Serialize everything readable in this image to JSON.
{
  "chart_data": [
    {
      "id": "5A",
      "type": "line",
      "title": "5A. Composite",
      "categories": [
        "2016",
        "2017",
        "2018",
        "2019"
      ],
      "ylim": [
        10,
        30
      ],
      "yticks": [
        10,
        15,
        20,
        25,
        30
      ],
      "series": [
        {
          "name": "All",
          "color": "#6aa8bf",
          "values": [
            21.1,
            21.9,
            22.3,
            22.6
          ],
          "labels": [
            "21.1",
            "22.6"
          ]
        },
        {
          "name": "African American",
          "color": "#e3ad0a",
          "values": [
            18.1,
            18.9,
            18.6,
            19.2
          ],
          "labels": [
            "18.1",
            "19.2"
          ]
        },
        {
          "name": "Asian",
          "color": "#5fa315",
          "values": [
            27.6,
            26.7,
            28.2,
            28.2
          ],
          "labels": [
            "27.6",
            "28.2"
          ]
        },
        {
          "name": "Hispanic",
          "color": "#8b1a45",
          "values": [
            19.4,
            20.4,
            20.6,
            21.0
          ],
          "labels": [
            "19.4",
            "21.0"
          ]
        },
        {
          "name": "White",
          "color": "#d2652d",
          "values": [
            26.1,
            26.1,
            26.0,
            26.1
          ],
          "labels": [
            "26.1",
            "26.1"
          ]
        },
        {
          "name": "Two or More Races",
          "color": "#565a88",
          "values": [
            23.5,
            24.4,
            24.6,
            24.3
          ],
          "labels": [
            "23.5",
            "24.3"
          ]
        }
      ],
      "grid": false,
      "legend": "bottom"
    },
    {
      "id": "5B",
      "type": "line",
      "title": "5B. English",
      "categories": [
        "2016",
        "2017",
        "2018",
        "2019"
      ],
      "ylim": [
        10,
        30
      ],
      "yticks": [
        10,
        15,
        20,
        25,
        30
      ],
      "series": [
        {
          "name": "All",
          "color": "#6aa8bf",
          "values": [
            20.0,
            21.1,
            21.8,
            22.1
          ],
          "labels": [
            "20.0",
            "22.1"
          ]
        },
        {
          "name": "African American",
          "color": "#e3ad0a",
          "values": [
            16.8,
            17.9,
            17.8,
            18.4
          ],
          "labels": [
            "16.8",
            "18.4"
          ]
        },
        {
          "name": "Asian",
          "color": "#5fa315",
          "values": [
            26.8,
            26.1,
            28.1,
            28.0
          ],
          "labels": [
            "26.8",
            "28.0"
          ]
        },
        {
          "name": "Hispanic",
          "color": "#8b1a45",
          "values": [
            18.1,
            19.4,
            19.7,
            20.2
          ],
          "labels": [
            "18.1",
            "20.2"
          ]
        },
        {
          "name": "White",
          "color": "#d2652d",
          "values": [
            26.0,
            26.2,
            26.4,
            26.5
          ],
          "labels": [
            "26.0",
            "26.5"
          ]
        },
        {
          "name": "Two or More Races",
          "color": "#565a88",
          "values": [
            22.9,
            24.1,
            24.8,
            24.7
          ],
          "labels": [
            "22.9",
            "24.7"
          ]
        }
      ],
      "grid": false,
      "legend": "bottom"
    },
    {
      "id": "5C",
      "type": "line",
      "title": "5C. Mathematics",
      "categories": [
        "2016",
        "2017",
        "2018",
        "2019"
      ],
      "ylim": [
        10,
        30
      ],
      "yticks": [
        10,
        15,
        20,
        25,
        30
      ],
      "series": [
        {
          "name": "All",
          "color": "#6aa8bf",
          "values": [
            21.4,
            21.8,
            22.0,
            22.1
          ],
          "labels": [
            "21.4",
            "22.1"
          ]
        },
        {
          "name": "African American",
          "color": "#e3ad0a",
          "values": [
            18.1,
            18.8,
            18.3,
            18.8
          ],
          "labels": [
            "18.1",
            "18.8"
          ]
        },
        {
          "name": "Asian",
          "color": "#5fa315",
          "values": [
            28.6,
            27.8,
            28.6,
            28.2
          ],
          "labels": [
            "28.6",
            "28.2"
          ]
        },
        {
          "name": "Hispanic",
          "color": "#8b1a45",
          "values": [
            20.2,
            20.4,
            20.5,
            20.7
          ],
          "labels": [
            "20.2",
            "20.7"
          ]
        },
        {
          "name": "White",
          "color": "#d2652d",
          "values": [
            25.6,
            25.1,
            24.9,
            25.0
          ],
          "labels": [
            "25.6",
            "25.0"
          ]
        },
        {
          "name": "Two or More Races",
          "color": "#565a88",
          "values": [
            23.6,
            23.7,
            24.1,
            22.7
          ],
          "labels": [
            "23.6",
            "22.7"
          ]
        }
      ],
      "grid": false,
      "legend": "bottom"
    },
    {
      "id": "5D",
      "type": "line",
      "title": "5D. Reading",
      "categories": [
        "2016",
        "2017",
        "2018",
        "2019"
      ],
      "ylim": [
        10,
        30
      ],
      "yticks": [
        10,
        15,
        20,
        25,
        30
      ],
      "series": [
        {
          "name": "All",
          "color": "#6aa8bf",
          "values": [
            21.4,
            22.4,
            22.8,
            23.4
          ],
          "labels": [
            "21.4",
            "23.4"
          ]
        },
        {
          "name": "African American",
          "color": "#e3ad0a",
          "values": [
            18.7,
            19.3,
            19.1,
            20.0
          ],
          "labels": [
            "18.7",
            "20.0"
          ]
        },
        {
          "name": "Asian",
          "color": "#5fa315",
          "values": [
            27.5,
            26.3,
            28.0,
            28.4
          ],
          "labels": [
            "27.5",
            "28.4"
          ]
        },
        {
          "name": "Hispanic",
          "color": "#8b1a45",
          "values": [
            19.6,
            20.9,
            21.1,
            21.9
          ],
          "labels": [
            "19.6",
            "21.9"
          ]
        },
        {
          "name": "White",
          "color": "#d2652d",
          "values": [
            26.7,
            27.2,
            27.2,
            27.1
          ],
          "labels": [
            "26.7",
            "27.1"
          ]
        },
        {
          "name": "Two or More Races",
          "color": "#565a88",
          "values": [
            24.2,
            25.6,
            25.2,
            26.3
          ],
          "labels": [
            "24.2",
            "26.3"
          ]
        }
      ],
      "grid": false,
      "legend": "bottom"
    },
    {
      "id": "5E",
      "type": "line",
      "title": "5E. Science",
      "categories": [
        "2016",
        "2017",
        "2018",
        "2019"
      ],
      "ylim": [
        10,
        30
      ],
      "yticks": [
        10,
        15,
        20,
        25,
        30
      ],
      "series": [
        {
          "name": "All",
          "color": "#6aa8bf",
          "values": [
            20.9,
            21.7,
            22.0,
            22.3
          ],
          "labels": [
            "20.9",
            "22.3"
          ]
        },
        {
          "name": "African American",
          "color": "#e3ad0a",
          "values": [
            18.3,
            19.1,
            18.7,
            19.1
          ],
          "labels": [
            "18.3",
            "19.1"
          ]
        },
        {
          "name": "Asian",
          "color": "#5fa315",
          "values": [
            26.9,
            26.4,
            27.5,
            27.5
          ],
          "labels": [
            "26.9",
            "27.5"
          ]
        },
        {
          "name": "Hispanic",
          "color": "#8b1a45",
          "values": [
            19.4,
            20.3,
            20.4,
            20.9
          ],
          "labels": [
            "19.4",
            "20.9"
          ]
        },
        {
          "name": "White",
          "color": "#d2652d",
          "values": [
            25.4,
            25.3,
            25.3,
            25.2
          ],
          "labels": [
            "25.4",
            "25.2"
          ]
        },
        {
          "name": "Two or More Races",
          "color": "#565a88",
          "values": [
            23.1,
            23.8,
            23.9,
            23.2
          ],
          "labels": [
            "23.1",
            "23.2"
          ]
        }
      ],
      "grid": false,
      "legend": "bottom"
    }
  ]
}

☆ ☆ ☆ ☆

WHAT YOU SHOULD DO
Using the data above, reproduce every line exactly.

THE OUTPUT
Serialize everything readable in this image to JSON.
{
  "chart_data": [
    {
      "id": "5A",
      "type": "line",
      "title": "5A. Composite",
      "categories": [
        "2016",
        "2017",
        "2018",
        "2019"
      ],
      "ylim": [
        10,
        30
      ],
      "yticks": [
        10,
        15,
        20,
        25,
        30
      ],
      "series": [
        {
          "name": "All",
          "color": "#6aa8bf",
          "values": [
            21.1,
            21.9,
            22.3,
            22.6
          ],
          "labels": [
            "21.1",
            "22.6"
          ]
        },
        {
          "name": "African American",
          "color": "#e3ad0a",
          "values": [
            18.1,
            18.9,
            18.6,
            19.2
          ],
          "labels": [
            "18.1",
            "19.2"
          ]
        },
        {
          "name": "Asian",
          "color": "#5fa315",
          "values": [
            27.6,
            26.7,
            28.2,
            28.2
          ],
          "labels": [
            "27.6",
            "28.2"
          ]
        },
        {
          "name": "Hispanic",
          "color": "#8b1a45",
          "values": [
            19.4,
            20.4,
            20.6,
            21.0
          ],
          "labels": [
            "19.4",
            "21.0"
          ]
        },
        {
          "name": "White",
          "color": "#d2652d",
          "values": [
            26.1,
            26.1,
            26.0,
            26.1
          ],
          "labels": [
            "26.1",
            "26.1"
          ]
        },
        {
          "name": "Two or More Races",
          "color": "#565a88",
          "values": [
            23.5,
            24.4,
            24.6,
            24.3
          ],
          "labels": [
            "23.5",
            "24.3"
          ]
        }
      ],
      "grid": false,
      "legend": "bottom"
    },
    {
      "id": "5B",
      "type": "line",
      "title": "5B. English",
      "categories": [
        "2016",
        "2017",
        "2018",
        "2019"
      ],
      "ylim": [
        10,
        30
      ],
      "yticks": [
        10,
        15,
        20,
        25,
        30
      ],
      "series": [
        {
          "name": "All",
          "color": "#6aa8bf",
          "values": [
            20.0,
            21.1,
            21.8,
            22.1
          ],
          "labels": [
            "20.0",
            "22.1"
          ]
        },
        {
          "name": "African American",
          "color": "#e3ad0a",
          "values": [
            16.8,
            17.9,
            17.8,
            18.4
          ],
          "labels": [
            "16.8",
            "18.4"
          ]
        },
        {
          "name": "Asian",
          "color": "#5fa315",
          "values": [
            26.8,
            26.1,
            28.1,
            28.0
          ],
          "labels": [
            "26.8",
            "28.0"
          ]
        },
        {
          "name": "Hispanic",
          "color": "#8b1a45",
          "values": [
            18.1,
            19.4,
            19.7,
            20.2
          ],
          "labels": [
            "18.1",
            "20.2"
          ]
        },
        {
          "name": "White",
          "color": "#d2652d",
          "values": [
            26.0,
            26.2,
            26.4,
            26.5
          ],
          "labels": [
            "26.0",
            "26.5"
          ]
        },
        {
          "name": "Two or More Races",
          "color": "#565a88",
          "values": [
            22.9,
            24.1,
            24.8,
            24.7
          ],
          "labels": [
            "22.9",
            "24.7"
          ]
        }
      ],
      "grid": false,
      "legend": "bottom"
    },
    {
      "id": "5C",
      "type": "line",
      "title": "5C. Mathematics",
      "categories": [
        "2016",
        "2017",
        "2018",
        "2019"
      ],
      "ylim": [
        10,
        30
      ],
      "yticks": [
        10,
        15,
        20,
        25,
        30
      ],
      "series": [
        {
          "name": "All",
          "color": "#6aa8bf",
          "values": [
            21.4,
            21.8,
            22.0,
            22.1
          ],
          "labels": [
            "21.4",
            "22.1"
          ]
        },
        {
          "name": "African American",
          "color": "#e3ad0a",
          "values": [
            18.1,
            18.8,
            18.3,
            18.8
          ],
          "labels": [
            "18.1",
            "18.8"
          ]
        },
        {
          "name": "Asian",
          "color": "#5fa315",
          "values": [
            28.6,
            27.8,
            28.6,
            28.2
          ],
          "labels": [
            "28.6",
            "28.2"
          ]
        },
        {
          "name": "Hispanic",
          "color": "#8b1a45",
          "values": [
            20.2,
            20.4,
            20.5,
            20.7
          ],
          "labels": [
            "20.2",
            "20.7"
          ]
        },
        {
          "name": "White",
          "color": "#d2652d",
          "values": [
            25.6,
            25.1,
            24.9,
            25.0
          ],
          "labels": [
            "25.6",
            "25.0"
          ]
        },
        {
          "name": "Two or More Races",
          "color": "#565a88",
          "values": [
            23.6,
            23.7,
            24.1,
            22.7
          ],
          "labels": [
            "23.6",
            "22.7"
          ]
        }
      ],
      "grid": false,
      "legend": "bottom"
    },
    {
      "id": "5D",
      "type": "line",
      "title": "5D. Reading",
      "categories": [
        "2016",
        "2017",
        "2018",
        "2019"
      ],
      "ylim": [
        10,
        30
      ],
      "yticks": [
        10,
        15,
        20,
        25,
        30
      ],
      "series": [
        {
          "name": "All",
          "color": "#6aa8bf",
          "values": [
            21.4,
            22.4,
            22.8,
            23.4
          ],
          "labels": [
            "21.4",
            "23.4"
          ]
        },
        {
          "name": "African American",
          "color": "#e3ad0a",
          "values": [
            18.7,
            19.3,
            19.1,
            20.0
          ],
          "labels": [
            "18.7",
            "20.0"
          ]
        },
        {
          "name": "Asian",
          "color": "#5fa315",
          "values": [
            27.5,
            26.3,
            28.0,
            28.4
          ],
          "labels": [
            "27.5",
            "28.4"
          ]
        },
        {
          "name": "Hispanic",
          "color": "#8b1a45",
          "values": [
            19.6,
            20.9,
            21.1,
            21.9
          ],
          "labels": [
            "19.6",
            "21.9"
          ]
        },
        {
          "name": "White",
          "color": "#d2652d",
          "values": [
            26.7,
            27.2,
            27.2,
            27.1
          ],
          "labels": [
            "26.7",
            "27.1"
          ]
        },
        {
          "name": "Two or More Races",
          "color": "#565a88",
          "values": [
            24.2,
            25.6,
            25.2,
            26.3
          ],
          "labels": [
            "24.2",
            "26.3"
          ]
        }
      ],
      "grid": false,
      "legend": "bottom"
    },
    {
      "id": "5E",
      "type": "line",
      "title": "5E. Science",
      "categories": [
        "2016",
        "2017",
        "2018",
        "2019"
      ],
      "ylim": [
        10,
        30
      ],
      "yticks": [
        10,
        15,
        20,
        25,
        30
      ],
      "series": [
        {
          "name": "All",
          "color": "#6aa8bf",
          "values": [
            20.9,
            21.7,
            22.0,
            22.3
          ],
          "labels": [
            "20.9",
            "22.3"
          ]
        },
        {
          "name": "African American",
          "color": "#e3ad0a",
          "values": [
            18.3,
            19.1,
            18.7,
            19.1
          ],
          "labels": [
            "18.3",
            "19.1"
          ]
        },
        {
          "name": "Asian",
          "color": "#5fa315",
          "values": [
            26.9,
            26.4,
            27.5,
            27.5
          ],
          "labels": [
            "26.9",
            "27.5"
          ]
        },
        {
          "name": "Hispanic",
          "color": "#8b1a45",
          "values": [
            19.4,
            20.3,
            20.4,
            20.9
          ],
          "labels": [
            "19.4",
            "20.9"
          ]
        },
        {
          "name": "White",
          "color": "#d2652d",
          "values": [
            25.4,
            25.3,
            25.3,
            25.2
          ],
          "labels": [
            "25.4",
            "25.2"
          ]
        },
        {
          "name": "Two or More Races",
          "color": "#565a88",
          "values": [
            23.1,
            23.8,
            23.9,
            23.2
          ],
          "labels": [
            "23.1",
            "23.2"
          ]
        }
      ],
      "grid": false,
      "legend": "bottom"
    }
  ]
}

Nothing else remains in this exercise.